= WHAT TO DO =
Each line containing the word "Delta" must be reported.

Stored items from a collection
== == ==

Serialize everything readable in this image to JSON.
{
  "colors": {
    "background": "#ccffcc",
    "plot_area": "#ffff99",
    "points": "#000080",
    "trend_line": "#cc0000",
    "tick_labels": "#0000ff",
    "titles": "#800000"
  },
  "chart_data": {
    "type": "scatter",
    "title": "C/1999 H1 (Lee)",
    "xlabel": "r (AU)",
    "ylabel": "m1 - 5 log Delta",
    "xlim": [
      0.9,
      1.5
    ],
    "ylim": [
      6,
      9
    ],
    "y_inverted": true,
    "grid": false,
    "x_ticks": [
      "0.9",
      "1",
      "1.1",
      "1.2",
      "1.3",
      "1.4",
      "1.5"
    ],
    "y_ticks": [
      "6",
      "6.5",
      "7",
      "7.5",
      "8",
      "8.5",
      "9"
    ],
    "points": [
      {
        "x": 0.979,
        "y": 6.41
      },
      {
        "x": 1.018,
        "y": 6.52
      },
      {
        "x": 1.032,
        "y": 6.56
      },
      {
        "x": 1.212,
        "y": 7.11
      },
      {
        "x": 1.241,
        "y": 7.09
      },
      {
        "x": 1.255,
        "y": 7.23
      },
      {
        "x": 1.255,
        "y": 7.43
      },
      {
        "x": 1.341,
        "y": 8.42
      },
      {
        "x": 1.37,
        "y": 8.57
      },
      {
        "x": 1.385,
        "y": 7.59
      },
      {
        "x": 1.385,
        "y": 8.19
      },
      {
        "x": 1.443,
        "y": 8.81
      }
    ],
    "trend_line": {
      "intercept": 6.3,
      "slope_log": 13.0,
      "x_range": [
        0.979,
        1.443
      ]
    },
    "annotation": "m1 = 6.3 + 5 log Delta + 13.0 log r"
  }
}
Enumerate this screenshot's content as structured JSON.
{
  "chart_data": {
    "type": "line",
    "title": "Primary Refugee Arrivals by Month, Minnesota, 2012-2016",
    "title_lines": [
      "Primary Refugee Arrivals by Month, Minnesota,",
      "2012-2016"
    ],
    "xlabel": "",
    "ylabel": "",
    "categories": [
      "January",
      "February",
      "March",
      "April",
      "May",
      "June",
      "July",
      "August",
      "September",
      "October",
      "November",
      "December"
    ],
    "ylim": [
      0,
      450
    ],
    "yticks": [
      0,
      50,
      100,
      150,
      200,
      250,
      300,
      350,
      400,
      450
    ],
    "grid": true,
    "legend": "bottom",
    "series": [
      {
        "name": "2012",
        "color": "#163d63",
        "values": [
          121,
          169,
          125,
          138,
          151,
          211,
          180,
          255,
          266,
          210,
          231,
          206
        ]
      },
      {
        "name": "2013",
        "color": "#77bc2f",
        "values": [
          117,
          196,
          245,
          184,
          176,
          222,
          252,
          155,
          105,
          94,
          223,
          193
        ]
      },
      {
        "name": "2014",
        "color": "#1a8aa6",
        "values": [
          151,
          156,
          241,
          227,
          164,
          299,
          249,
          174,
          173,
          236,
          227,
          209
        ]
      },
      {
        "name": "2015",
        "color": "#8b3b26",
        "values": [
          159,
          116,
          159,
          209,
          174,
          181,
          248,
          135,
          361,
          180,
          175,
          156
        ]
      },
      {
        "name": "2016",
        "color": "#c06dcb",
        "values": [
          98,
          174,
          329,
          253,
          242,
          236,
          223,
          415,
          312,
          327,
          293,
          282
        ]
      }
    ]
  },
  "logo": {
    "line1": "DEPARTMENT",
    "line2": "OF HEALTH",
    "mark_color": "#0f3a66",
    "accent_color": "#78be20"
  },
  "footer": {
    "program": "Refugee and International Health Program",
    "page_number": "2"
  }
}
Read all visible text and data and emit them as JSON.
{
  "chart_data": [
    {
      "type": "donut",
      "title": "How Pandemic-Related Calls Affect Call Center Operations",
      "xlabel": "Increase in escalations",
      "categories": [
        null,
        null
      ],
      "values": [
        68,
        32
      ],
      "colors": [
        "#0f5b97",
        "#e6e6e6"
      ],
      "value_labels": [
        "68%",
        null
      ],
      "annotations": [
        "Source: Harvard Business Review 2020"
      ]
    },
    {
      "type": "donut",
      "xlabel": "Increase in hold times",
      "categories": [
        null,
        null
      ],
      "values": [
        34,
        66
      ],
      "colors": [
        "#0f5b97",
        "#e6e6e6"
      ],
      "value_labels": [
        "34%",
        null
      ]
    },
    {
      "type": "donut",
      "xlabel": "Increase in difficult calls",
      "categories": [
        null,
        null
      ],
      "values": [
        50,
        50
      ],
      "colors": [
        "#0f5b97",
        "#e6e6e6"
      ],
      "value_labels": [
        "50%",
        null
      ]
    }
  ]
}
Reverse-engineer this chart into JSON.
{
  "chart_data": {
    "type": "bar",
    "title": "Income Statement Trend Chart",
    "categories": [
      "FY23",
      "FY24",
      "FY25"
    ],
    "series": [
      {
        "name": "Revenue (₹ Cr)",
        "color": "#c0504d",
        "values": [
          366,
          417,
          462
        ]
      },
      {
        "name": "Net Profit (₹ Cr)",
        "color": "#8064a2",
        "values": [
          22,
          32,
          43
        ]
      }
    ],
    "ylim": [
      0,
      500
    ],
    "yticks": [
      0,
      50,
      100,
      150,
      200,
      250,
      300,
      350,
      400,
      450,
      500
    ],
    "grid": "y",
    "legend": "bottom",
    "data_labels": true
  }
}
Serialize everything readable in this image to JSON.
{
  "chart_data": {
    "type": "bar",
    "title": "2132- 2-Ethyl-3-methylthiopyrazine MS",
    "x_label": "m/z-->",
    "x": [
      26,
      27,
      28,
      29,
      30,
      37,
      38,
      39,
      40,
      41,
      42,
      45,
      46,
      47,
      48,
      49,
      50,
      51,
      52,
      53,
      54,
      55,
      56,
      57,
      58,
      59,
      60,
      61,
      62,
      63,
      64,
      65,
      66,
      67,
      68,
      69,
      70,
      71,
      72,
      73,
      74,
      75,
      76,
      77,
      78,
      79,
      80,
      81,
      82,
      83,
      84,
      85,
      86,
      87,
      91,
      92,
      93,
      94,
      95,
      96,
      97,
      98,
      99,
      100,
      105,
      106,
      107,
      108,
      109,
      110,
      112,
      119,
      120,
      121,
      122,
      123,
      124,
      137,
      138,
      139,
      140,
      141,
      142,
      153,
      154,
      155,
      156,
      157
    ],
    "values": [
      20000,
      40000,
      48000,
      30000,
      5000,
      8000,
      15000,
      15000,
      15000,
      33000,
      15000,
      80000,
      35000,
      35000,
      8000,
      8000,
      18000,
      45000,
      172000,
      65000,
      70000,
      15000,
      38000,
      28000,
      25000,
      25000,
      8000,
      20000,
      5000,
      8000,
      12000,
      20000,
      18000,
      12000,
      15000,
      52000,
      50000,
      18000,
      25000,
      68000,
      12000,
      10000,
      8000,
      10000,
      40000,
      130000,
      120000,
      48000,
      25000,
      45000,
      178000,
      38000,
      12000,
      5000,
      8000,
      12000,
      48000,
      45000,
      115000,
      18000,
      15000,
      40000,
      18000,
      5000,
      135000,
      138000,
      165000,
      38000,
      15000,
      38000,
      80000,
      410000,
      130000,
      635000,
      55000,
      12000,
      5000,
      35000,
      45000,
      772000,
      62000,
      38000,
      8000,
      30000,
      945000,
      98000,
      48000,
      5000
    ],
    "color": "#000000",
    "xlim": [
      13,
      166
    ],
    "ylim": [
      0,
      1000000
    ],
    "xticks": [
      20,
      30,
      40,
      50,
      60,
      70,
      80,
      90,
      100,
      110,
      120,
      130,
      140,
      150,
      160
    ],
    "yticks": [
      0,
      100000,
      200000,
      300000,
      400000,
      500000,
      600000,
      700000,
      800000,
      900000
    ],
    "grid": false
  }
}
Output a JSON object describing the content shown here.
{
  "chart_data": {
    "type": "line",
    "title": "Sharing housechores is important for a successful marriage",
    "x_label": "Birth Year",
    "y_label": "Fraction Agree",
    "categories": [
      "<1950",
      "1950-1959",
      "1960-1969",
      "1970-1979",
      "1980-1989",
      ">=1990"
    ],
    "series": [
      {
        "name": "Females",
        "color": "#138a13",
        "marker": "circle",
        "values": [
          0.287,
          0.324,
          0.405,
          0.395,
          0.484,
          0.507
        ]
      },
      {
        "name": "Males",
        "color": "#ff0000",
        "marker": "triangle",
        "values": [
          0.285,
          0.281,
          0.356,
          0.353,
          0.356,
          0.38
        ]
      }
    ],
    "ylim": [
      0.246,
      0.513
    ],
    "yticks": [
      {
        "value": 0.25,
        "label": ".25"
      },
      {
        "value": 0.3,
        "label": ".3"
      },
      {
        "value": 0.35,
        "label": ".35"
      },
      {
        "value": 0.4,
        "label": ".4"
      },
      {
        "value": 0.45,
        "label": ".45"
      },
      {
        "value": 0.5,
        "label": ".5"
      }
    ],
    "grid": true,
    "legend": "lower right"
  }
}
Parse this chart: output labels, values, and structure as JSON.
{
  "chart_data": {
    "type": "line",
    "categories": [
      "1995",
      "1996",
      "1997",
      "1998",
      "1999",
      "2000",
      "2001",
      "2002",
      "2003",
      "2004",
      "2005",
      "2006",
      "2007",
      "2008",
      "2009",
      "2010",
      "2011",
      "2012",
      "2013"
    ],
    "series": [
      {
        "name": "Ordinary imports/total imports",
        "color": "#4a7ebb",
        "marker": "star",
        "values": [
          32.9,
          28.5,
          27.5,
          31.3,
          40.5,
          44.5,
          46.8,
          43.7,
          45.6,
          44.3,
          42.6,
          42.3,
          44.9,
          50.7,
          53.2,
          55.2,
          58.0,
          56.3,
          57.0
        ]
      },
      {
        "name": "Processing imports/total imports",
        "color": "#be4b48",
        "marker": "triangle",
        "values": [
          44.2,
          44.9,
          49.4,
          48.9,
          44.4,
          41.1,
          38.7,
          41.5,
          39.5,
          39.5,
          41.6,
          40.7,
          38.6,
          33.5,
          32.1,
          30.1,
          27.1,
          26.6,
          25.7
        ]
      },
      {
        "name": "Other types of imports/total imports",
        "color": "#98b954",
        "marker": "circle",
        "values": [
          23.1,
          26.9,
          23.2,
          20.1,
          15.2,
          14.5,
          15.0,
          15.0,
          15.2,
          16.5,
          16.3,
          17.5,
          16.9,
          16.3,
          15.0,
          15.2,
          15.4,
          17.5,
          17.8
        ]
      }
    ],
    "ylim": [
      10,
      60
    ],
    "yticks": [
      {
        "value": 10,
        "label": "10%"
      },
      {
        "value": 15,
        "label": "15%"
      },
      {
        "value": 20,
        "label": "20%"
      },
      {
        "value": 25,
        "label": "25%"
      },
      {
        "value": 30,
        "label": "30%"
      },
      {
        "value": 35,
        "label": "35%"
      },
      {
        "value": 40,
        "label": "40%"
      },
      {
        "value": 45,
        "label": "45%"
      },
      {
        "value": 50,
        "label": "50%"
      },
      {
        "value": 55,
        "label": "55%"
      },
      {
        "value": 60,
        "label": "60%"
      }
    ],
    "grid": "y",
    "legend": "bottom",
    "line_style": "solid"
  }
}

== == ==

= OUTPUT OF THE EXERCISE =
    "ylabel": "m1 - 5 log Delta",
    "annotation": "m1 = 6.3 + 5 log Delta + 13.0 log r"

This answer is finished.